- EXTRACTED INFORMATION
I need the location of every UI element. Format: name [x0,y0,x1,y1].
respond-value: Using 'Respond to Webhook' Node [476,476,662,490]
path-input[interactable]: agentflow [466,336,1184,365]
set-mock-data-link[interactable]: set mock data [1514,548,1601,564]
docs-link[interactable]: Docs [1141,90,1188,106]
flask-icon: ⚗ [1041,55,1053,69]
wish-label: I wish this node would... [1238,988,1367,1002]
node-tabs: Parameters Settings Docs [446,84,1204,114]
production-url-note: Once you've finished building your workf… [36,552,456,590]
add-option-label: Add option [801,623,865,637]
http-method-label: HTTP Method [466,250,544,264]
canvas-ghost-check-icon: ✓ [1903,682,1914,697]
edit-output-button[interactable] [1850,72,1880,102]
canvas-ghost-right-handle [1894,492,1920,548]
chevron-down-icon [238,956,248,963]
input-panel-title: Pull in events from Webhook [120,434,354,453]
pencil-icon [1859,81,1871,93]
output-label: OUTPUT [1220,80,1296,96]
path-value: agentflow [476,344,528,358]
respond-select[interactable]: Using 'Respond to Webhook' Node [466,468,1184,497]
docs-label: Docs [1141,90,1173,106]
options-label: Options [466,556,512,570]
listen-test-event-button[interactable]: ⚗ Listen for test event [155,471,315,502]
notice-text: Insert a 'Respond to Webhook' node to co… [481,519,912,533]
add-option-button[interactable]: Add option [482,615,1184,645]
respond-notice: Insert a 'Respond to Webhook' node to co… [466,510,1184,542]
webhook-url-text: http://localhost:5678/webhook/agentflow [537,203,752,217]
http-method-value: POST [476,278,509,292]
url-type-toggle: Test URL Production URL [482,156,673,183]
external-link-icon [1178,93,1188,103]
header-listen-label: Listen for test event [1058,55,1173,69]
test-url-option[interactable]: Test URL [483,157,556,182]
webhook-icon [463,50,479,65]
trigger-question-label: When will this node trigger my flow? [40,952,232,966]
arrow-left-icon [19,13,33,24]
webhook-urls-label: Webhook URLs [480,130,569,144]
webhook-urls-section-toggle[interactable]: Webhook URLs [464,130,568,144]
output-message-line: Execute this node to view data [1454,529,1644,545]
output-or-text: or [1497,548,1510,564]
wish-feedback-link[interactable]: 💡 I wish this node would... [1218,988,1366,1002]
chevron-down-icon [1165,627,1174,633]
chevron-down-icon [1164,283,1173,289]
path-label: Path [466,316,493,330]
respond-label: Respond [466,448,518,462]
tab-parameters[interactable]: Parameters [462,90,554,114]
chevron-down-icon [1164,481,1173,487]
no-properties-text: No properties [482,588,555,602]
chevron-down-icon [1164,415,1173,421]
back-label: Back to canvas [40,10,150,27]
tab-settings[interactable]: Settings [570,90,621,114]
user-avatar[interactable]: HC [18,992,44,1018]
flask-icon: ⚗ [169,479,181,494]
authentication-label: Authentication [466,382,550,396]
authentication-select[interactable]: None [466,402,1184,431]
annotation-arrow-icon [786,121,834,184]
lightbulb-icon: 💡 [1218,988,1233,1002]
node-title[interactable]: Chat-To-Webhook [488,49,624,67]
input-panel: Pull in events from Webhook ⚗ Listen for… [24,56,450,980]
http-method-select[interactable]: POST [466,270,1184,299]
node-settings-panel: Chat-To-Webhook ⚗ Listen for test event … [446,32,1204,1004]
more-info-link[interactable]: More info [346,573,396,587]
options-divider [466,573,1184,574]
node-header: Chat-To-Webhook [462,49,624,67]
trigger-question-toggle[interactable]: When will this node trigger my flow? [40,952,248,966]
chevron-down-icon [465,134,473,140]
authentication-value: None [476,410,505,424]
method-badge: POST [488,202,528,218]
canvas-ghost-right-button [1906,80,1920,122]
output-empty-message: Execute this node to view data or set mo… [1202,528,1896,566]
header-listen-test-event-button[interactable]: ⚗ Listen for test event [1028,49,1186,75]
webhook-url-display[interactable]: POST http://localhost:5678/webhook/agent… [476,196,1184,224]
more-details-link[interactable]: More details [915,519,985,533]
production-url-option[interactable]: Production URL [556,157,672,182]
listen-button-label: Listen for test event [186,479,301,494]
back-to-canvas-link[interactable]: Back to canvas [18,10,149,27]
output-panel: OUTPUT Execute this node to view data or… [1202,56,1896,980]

- WHAT YOU WILL DO
Revise the records by changing each "Listen for test event" to "Wait for test event" and keeping every other part of the lines the same.

- TASK OUTPUT
I need the location of every UI element. Format: name [x0,y0,x1,y1].
respond-value: Using 'Respond to Webhook' Node [476,476,662,490]
path-input[interactable]: agentflow [466,336,1184,365]
set-mock-data-link[interactable]: set mock data [1514,548,1601,564]
docs-link[interactable]: Docs [1141,90,1188,106]
flask-icon: ⚗ [1041,55,1053,69]
wish-label: I wish this node would... [1238,988,1367,1002]
node-tabs: Parameters Settings Docs [446,84,1204,114]
production-url-note: Once you've finished building your workf… [36,552,456,590]
add-option-label: Add option [801,623,865,637]
http-method-label: HTTP Method [466,250,544,264]
canvas-ghost-check-icon: ✓ [1903,682,1914,697]
edit-output-button[interactable] [1850,72,1880,102]
canvas-ghost-right-handle [1894,492,1920,548]
chevron-down-icon [238,956,248,963]
input-panel-title: Pull in events from Webhook [120,434,354,453]
pencil-icon [1859,81,1871,93]
output-label: OUTPUT [1220,80,1296,96]
path-value: agentflow [476,344,528,358]
respond-select[interactable]: Using 'Respond to Webhook' Node [466,468,1184,497]
docs-label: Docs [1141,90,1173,106]
options-label: Options [466,556,512,570]
listen-test-event-button[interactable]: ⚗ Wait for test event [155,471,315,502]
notice-text: Insert a 'Respond to Webhook' node to co… [481,519,912,533]
add-option-button[interactable]: Add option [482,615,1184,645]
respond-notice: Insert a 'Respond to Webhook' node to co… [466,510,1184,542]
webhook-url-text: http://localhost:5678/webhook/agentflow [537,203,752,217]
http-method-value: POST [476,278,509,292]
url-type-toggle: Test URL Production URL [482,156,673,183]
external-link-icon [1178,93,1188,103]
header-listen-label: Wait for test event [1058,55,1173,69]
test-url-option[interactable]: Test URL [483,157,556,182]
webhook-icon [463,50,479,65]
trigger-question-label: When will this node trigger my flow? [40,952,232,966]
arrow-left-icon [19,13,33,24]
webhook-urls-label: Webhook URLs [480,130,569,144]
webhook-urls-section-toggle[interactable]: Webhook URLs [464,130,568,144]
output-message-line: Execute this node to view data [1454,529,1644,545]
output-or-text: or [1497,548,1510,564]
wish-feedback-link[interactable]: 💡 I wish this node would... [1218,988,1366,1002]
chevron-down-icon [1165,627,1174,633]
chevron-down-icon [1164,283,1173,289]
path-label: Path [466,316,493,330]
respond-label: Respond [466,448,518,462]
tab-parameters[interactable]: Parameters [462,90,554,114]
chevron-down-icon [1164,481,1173,487]
no-properties-text: No properties [482,588,555,602]
chevron-down-icon [1164,415,1173,421]
back-label: Back to canvas [40,10,150,27]
tab-settings[interactable]: Settings [570,90,621,114]
user-avatar[interactable]: HC [18,992,44,1018]
flask-icon: ⚗ [169,479,181,494]
authentication-label: Authentication [466,382,550,396]
authentication-select[interactable]: None [466,402,1184,431]
annotation-arrow-icon [786,121,834,184]
lightbulb-icon: 💡 [1218,988,1233,1002]
node-title[interactable]: Chat-To-Webhook [488,49,624,67]
input-panel: Pull in events from Webhook ⚗ Listen for… [24,56,450,980]
http-method-select[interactable]: POST [466,270,1184,299]
node-settings-panel: Chat-To-Webhook ⚗ Wait for test event … [446,32,1204,1004]
more-info-link[interactable]: More info [346,573,396,587]
options-divider [466,573,1184,574]
node-header: Chat-To-Webhook [462,49,624,67]
trigger-question-toggle[interactable]: When will this node trigger my flow? [40,952,248,966]
chevron-down-icon [465,134,473,140]
authentication-value: None [476,410,505,424]
method-badge: POST [488,202,528,218]
canvas-ghost-right-button [1906,80,1920,122]
output-empty-message: Execute this node to view data or set mo… [1202,528,1896,566]
header-listen-test-event-button[interactable]: ⚗ Wait for test event [1028,49,1186,75]
webhook-url-display[interactable]: POST http://localhost:5678/webhook/agent… [476,196,1184,224]
more-details-link[interactable]: More details [915,519,985,533]
production-url-option[interactable]: Production URL [556,157,672,182]
listen-button-label: Wait for test event [186,479,301,494]
back-to-canvas-link[interactable]: Back to canvas [18,10,149,27]
output-panel: OUTPUT Execute this node to view data or… [1202,56,1896,980]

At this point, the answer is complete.